== Instructions for the task ==
Find each line with the word "автомобиля" and state how many there are, nothing more.

== Listed entries ==
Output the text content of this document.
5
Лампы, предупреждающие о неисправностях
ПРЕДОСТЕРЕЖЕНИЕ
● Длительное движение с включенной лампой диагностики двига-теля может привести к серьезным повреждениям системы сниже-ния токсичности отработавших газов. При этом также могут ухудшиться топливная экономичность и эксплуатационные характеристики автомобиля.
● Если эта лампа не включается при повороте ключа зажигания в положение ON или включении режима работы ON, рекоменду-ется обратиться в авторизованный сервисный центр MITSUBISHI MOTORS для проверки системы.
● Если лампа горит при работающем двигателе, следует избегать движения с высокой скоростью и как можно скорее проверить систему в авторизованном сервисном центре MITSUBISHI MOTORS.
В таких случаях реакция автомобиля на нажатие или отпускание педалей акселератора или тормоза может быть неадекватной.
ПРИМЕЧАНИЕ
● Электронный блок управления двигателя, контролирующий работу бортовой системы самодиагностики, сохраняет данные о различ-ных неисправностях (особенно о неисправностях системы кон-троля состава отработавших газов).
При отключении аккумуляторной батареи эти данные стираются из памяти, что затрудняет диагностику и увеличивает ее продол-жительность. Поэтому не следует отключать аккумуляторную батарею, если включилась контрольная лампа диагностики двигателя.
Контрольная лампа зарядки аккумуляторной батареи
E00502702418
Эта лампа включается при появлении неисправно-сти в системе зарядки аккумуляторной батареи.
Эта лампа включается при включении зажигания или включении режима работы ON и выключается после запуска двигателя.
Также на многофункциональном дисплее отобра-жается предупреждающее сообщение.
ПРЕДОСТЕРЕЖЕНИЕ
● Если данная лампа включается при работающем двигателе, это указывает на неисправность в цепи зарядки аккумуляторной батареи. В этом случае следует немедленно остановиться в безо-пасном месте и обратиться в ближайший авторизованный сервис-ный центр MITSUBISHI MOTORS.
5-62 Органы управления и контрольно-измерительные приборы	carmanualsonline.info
---
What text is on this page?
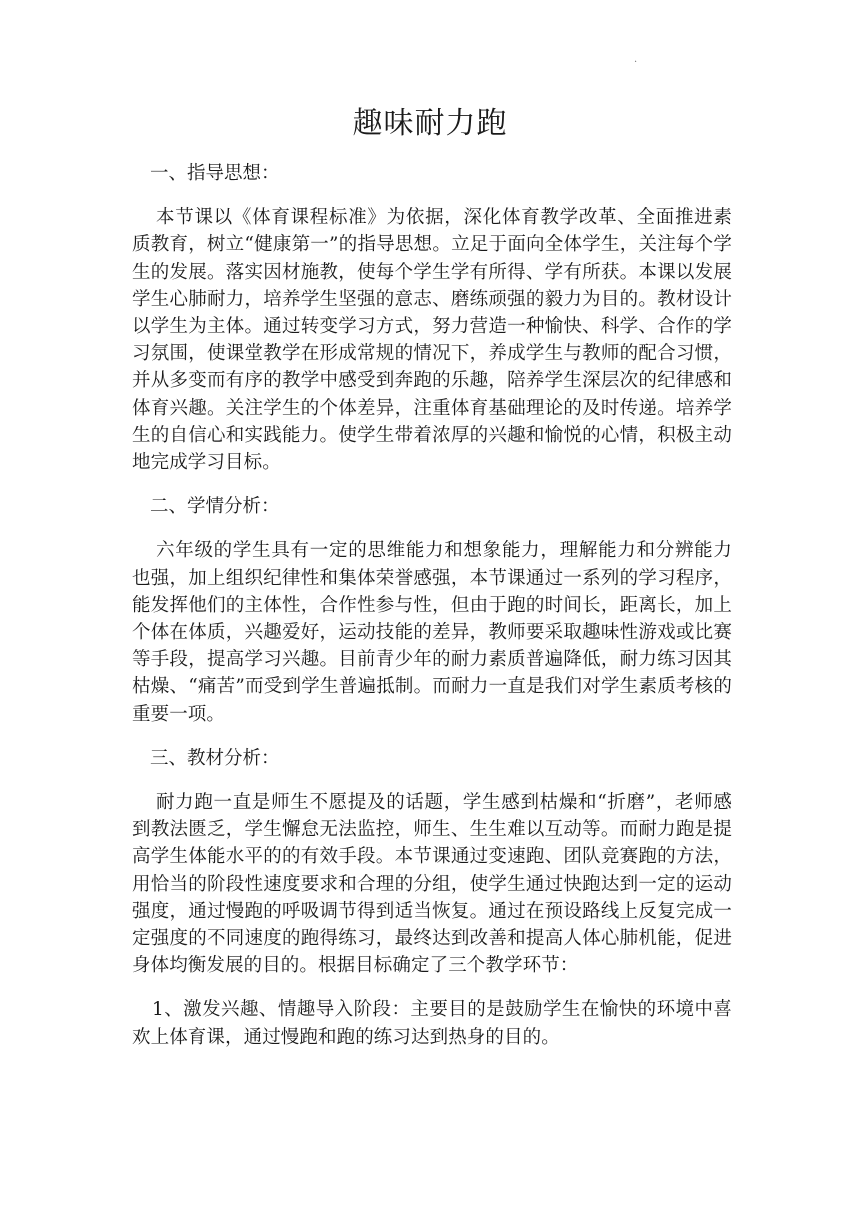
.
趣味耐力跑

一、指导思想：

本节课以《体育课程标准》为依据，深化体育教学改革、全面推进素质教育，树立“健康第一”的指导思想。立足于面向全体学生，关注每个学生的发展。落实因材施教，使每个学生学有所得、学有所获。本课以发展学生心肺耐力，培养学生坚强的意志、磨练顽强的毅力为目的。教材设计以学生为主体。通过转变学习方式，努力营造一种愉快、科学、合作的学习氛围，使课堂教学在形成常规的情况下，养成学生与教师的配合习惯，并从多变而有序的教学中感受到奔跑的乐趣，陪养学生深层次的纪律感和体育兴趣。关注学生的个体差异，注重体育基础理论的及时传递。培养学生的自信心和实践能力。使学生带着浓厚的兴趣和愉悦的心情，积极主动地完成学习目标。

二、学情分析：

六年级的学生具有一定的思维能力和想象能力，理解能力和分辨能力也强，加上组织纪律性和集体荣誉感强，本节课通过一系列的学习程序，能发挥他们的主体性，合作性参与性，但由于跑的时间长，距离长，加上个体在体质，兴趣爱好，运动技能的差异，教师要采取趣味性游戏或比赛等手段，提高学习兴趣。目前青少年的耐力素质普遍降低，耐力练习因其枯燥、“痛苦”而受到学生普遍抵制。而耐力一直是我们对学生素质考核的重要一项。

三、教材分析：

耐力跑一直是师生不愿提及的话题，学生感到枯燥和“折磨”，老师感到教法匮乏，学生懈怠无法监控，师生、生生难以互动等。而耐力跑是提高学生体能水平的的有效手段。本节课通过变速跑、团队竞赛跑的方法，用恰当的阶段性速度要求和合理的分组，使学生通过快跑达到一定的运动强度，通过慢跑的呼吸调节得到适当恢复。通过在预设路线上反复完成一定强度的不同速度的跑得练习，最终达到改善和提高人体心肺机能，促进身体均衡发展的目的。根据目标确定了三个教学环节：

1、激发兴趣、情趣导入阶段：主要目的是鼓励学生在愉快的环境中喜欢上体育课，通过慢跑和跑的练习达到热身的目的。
---
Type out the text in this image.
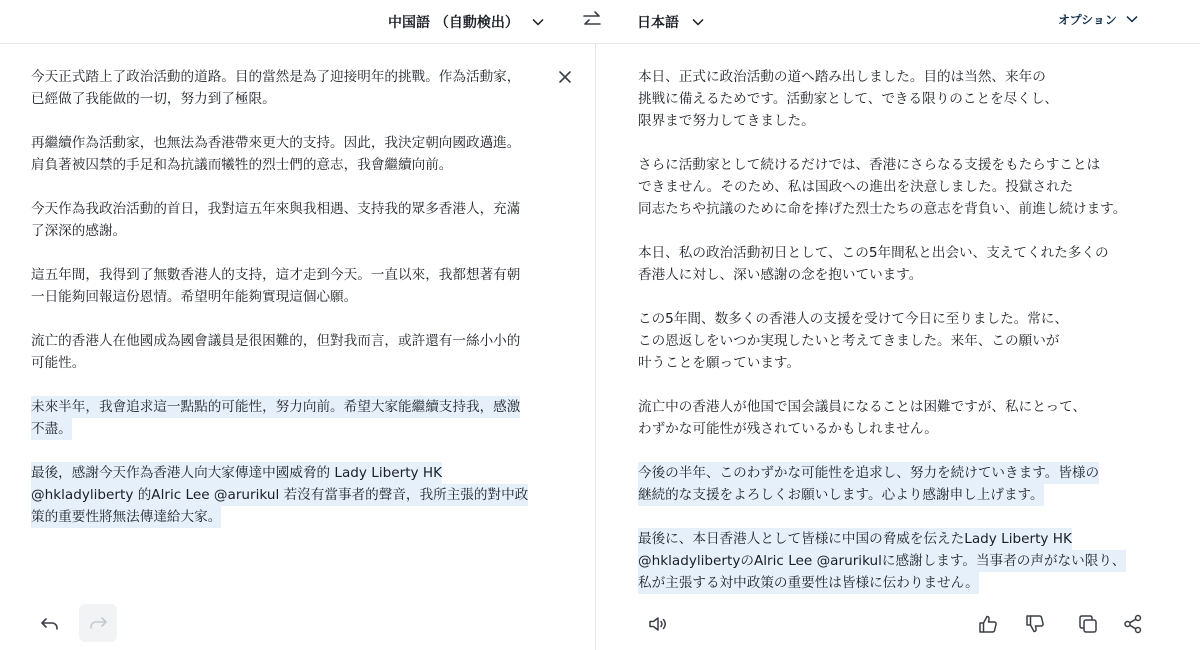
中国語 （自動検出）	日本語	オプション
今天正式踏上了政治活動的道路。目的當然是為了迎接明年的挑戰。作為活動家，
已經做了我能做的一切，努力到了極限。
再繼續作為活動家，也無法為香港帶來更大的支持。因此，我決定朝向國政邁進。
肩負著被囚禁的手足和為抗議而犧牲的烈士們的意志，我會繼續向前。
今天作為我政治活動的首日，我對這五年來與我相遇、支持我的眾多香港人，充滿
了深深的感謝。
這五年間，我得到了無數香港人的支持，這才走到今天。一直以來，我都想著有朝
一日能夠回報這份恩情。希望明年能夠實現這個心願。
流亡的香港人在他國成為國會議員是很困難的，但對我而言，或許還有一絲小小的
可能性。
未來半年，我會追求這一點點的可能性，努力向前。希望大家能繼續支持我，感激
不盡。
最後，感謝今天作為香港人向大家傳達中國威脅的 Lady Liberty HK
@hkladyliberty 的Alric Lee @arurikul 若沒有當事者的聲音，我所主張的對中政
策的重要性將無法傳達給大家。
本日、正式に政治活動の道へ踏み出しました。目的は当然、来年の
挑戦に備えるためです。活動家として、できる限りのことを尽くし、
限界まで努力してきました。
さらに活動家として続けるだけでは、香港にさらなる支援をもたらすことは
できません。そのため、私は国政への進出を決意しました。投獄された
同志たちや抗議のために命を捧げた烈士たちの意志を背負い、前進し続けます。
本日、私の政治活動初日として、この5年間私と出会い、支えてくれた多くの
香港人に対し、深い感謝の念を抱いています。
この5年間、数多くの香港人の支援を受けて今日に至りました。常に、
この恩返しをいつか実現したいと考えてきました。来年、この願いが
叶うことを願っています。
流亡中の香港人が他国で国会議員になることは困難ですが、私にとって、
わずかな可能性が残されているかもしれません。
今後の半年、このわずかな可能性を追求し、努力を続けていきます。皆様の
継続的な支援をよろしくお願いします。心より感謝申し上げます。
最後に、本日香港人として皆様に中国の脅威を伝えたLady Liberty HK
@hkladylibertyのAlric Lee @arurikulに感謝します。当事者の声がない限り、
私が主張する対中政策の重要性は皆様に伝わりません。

== Final answer ==
2